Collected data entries
===============

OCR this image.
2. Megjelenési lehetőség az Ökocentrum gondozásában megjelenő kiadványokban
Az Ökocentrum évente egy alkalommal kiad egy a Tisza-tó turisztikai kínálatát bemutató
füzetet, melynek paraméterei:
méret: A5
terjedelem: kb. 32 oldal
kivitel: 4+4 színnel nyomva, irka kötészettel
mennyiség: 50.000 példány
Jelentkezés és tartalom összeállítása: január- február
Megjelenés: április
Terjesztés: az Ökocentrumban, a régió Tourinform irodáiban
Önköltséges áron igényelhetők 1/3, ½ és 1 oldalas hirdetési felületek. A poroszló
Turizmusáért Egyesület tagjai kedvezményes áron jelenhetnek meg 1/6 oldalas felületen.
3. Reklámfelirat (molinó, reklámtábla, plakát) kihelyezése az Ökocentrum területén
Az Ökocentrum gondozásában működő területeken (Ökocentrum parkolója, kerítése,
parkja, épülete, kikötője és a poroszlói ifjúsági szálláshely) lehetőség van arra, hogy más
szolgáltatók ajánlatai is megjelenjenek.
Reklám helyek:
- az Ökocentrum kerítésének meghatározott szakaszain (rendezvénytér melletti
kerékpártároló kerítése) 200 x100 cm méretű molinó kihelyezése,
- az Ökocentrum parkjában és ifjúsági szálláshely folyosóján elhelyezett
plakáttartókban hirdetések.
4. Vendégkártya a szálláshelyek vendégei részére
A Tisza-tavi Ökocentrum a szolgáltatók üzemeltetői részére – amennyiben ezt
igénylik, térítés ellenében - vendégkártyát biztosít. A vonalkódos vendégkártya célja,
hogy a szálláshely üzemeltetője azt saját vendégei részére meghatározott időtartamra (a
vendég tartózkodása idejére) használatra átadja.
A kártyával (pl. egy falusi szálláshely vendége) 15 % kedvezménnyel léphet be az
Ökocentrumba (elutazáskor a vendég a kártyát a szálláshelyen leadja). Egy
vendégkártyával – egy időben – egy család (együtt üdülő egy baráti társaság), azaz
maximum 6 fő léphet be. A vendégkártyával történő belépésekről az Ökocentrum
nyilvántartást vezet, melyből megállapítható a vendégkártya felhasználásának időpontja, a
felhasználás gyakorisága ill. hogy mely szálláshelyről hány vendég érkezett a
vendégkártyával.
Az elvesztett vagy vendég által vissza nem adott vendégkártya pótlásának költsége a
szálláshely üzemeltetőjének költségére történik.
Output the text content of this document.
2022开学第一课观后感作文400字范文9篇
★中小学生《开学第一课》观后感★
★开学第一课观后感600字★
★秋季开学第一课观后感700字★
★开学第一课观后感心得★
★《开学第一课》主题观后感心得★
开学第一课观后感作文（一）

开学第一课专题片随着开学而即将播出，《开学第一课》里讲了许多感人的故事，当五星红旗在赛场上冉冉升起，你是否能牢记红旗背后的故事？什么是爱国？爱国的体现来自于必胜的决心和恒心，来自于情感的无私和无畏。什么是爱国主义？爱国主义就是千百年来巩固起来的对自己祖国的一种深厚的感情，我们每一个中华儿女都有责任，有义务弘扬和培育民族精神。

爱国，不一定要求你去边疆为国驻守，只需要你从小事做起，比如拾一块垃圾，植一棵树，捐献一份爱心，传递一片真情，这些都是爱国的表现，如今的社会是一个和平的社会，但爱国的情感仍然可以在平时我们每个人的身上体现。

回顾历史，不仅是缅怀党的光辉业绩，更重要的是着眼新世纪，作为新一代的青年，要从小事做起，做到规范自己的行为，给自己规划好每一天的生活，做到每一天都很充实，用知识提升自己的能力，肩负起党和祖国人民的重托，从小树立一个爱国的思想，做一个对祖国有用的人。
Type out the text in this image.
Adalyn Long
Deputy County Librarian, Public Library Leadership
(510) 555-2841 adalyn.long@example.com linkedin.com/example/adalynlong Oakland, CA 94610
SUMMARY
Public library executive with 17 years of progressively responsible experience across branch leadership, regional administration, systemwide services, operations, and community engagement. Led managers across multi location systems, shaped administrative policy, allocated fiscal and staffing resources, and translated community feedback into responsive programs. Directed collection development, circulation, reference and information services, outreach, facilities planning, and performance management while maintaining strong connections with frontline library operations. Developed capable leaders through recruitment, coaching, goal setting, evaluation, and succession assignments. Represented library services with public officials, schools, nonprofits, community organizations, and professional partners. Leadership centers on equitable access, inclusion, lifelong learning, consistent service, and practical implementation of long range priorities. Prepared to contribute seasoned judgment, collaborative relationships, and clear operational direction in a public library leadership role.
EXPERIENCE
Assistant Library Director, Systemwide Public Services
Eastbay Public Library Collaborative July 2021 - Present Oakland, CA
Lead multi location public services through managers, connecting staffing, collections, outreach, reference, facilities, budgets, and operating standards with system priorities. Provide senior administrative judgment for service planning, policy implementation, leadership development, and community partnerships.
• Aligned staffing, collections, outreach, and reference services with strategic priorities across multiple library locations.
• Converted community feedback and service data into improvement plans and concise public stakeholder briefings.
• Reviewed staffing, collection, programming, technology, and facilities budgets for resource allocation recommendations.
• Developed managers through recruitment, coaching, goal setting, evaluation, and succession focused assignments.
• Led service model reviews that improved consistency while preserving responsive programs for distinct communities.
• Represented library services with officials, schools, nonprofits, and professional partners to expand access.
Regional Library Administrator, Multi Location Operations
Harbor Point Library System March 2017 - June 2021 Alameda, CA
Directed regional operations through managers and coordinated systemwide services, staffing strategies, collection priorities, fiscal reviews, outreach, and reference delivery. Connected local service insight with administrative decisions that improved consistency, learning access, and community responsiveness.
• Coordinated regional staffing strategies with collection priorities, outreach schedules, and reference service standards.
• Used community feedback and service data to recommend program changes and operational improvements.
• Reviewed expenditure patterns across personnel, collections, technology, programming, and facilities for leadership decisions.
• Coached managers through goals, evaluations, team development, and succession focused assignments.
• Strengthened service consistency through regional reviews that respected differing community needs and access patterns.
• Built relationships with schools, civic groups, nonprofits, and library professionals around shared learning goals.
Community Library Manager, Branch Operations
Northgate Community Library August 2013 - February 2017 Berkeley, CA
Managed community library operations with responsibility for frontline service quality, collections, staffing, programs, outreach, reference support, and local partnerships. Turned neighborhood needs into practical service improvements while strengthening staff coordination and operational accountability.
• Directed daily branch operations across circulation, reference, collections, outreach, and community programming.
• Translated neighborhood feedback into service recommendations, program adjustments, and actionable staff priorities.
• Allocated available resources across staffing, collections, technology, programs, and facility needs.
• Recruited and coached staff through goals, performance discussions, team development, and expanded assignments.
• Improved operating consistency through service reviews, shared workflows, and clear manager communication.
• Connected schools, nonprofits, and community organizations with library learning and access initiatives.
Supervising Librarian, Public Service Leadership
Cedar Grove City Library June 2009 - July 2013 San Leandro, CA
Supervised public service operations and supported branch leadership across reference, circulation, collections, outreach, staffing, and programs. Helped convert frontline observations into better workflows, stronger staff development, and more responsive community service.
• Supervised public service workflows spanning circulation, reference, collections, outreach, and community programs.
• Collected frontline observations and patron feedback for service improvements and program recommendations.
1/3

===============

**WHAT IS EXPECTED**
Copy every line of the material, please, keeping it exactly the same.

**ANSWER FOR THIS EXERCISE**
OCR this image.
2. Megjelenési lehetőség az Ökocentrum gondozásában megjelenő kiadványokban
Az Ökocentrum évente egy alkalommal kiad egy a Tisza-tó turisztikai kínálatát bemutató
füzetet, melynek paraméterei:
méret: A5
terjedelem: kb. 32 oldal
kivitel: 4+4 színnel nyomva, irka kötészettel
mennyiség: 50.000 példány
Jelentkezés és tartalom összeállítása: január- február
Megjelenés: április
Terjesztés: az Ökocentrumban, a régió Tourinform irodáiban
Önköltséges áron igényelhetők 1/3, ½ és 1 oldalas hirdetési felületek. A poroszló
Turizmusáért Egyesület tagjai kedvezményes áron jelenhetnek meg 1/6 oldalas felületen.
3. Reklámfelirat (molinó, reklámtábla, plakát) kihelyezése az Ökocentrum területén
Az Ökocentrum gondozásában működő területeken (Ökocentrum parkolója, kerítése,
parkja, épülete, kikötője és a poroszlói ifjúsági szálláshely) lehetőség van arra, hogy más
szolgáltatók ajánlatai is megjelenjenek.
Reklám helyek:
- az Ökocentrum kerítésének meghatározott szakaszain (rendezvénytér melletti
kerékpártároló kerítése) 200 x100 cm méretű molinó kihelyezése,
- az Ökocentrum parkjában és ifjúsági szálláshely folyosóján elhelyezett
plakáttartókban hirdetések.
4. Vendégkártya a szálláshelyek vendégei részére
A Tisza-tavi Ökocentrum a szolgáltatók üzemeltetői részére – amennyiben ezt
igénylik, térítés ellenében - vendégkártyát biztosít. A vonalkódos vendégkártya célja,
hogy a szálláshely üzemeltetője azt saját vendégei részére meghatározott időtartamra (a
vendég tartózkodása idejére) használatra átadja.
A kártyával (pl. egy falusi szálláshely vendége) 15 % kedvezménnyel léphet be az
Ökocentrumba (elutazáskor a vendég a kártyát a szálláshelyen leadja). Egy
vendégkártyával – egy időben – egy család (együtt üdülő egy baráti társaság), azaz
maximum 6 fő léphet be. A vendégkártyával történő belépésekről az Ökocentrum
nyilvántartást vezet, melyből megállapítható a vendégkártya felhasználásának időpontja, a
felhasználás gyakorisága ill. hogy mely szálláshelyről hány vendég érkezett a
vendégkártyával.
Az elvesztett vagy vendég által vissza nem adott vendégkártya pótlásának költsége a
szálláshely üzemeltetőjének költségére történik.
Output the text content of this document.
2022开学第一课观后感作文400字范文9篇
★中小学生《开学第一课》观后感★
★开学第一课观后感600字★
★秋季开学第一课观后感700字★
★开学第一课观后感心得★
★《开学第一课》主题观后感心得★
开学第一课观后感作文（一）

开学第一课专题片随着开学而即将播出，《开学第一课》里讲了许多感人的故事，当五星红旗在赛场上冉冉升起，你是否能牢记红旗背后的故事？什么是爱国？爱国的体现来自于必胜的决心和恒心，来自于情感的无私和无畏。什么是爱国主义？爱国主义就是千百年来巩固起来的对自己祖国的一种深厚的感情，我们每一个中华儿女都有责任，有义务弘扬和培育民族精神。

爱国，不一定要求你去边疆为国驻守，只需要你从小事做起，比如拾一块垃圾，植一棵树，捐献一份爱心，传递一片真情，这些都是爱国的表现，如今的社会是一个和平的社会，但爱国的情感仍然可以在平时我们每个人的身上体现。

回顾历史，不仅是缅怀党的光辉业绩，更重要的是着眼新世纪，作为新一代的青年，要从小事做起，做到规范自己的行为，给自己规划好每一天的生活，做到每一天都很充实，用知识提升自己的能力，肩负起党和祖国人民的重托，从小树立一个爱国的思想，做一个对祖国有用的人。
Type out the text in this image.
Adalyn Long
Deputy County Librarian, Public Library Leadership
(510) 555-2841 adalyn.long@example.com linkedin.com/example/adalynlong Oakland, CA 94610
SUMMARY
Public library executive with 17 years of progressively responsible experience across branch leadership, regional administration, systemwide services, operations, and community engagement. Led managers across multi location systems, shaped administrative policy, allocated fiscal and staffing resources, and translated community feedback into responsive programs. Directed collection development, circulation, reference and information services, outreach, facilities planning, and performance management while maintaining strong connections with frontline library operations. Developed capable leaders through recruitment, coaching, goal setting, evaluation, and succession assignments. Represented library services with public officials, schools, nonprofits, community organizations, and professional partners. Leadership centers on equitable access, inclusion, lifelong learning, consistent service, and practical implementation of long range priorities. Prepared to contribute seasoned judgment, collaborative relationships, and clear operational direction in a public library leadership role.
EXPERIENCE
Assistant Library Director, Systemwide Public Services
Eastbay Public Library Collaborative July 2021 - Present Oakland, CA
Lead multi location public services through managers, connecting staffing, collections, outreach, reference, facilities, budgets, and operating standards with system priorities. Provide senior administrative judgment for service planning, policy implementation, leadership development, and community partnerships.
• Aligned staffing, collections, outreach, and reference services with strategic priorities across multiple library locations.
• Converted community feedback and service data into improvement plans and concise public stakeholder briefings.
• Reviewed staffing, collection, programming, technology, and facilities budgets for resource allocation recommendations.
• Developed managers through recruitment, coaching, goal setting, evaluation, and succession focused assignments.
• Led service model reviews that improved consistency while preserving responsive programs for distinct communities.
• Represented library services with officials, schools, nonprofits, and professional partners to expand access.
Regional Library Administrator, Multi Location Operations
Harbor Point Library System March 2017 - June 2021 Alameda, CA
Directed regional operations through managers and coordinated systemwide services, staffing strategies, collection priorities, fiscal reviews, outreach, and reference delivery. Connected local service insight with administrative decisions that improved consistency, learning access, and community responsiveness.
• Coordinated regional staffing strategies with collection priorities, outreach schedules, and reference service standards.
• Used community feedback and service data to recommend program changes and operational improvements.
• Reviewed expenditure patterns across personnel, collections, technology, programming, and facilities for leadership decisions.
• Coached managers through goals, evaluations, team development, and succession focused assignments.
• Strengthened service consistency through regional reviews that respected differing community needs and access patterns.
• Built relationships with schools, civic groups, nonprofits, and library professionals around shared learning goals.
Community Library Manager, Branch Operations
Northgate Community Library August 2013 - February 2017 Berkeley, CA
Managed community library operations with responsibility for frontline service quality, collections, staffing, programs, outreach, reference support, and local partnerships. Turned neighborhood needs into practical service improvements while strengthening staff coordination and operational accountability.
• Directed daily branch operations across circulation, reference, collections, outreach, and community programming.
• Translated neighborhood feedback into service recommendations, program adjustments, and actionable staff priorities.
• Allocated available resources across staffing, collections, technology, programs, and facility needs.
• Recruited and coached staff through goals, performance discussions, team development, and expanded assignments.
• Improved operating consistency through service reviews, shared workflows, and clear manager communication.
• Connected schools, nonprofits, and community organizations with library learning and access initiatives.
Supervising Librarian, Public Service Leadership
Cedar Grove City Library June 2009 - July 2013 San Leandro, CA
Supervised public service operations and supported branch leadership across reference, circulation, collections, outreach, staffing, and programs. Helped convert frontline observations into better workflows, stronger staff development, and more responsive community service.
• Supervised public service workflows spanning circulation, reference, collections, outreach, and community programs.
• Collected frontline observations and patron feedback for service improvements and program recommendations.
1/3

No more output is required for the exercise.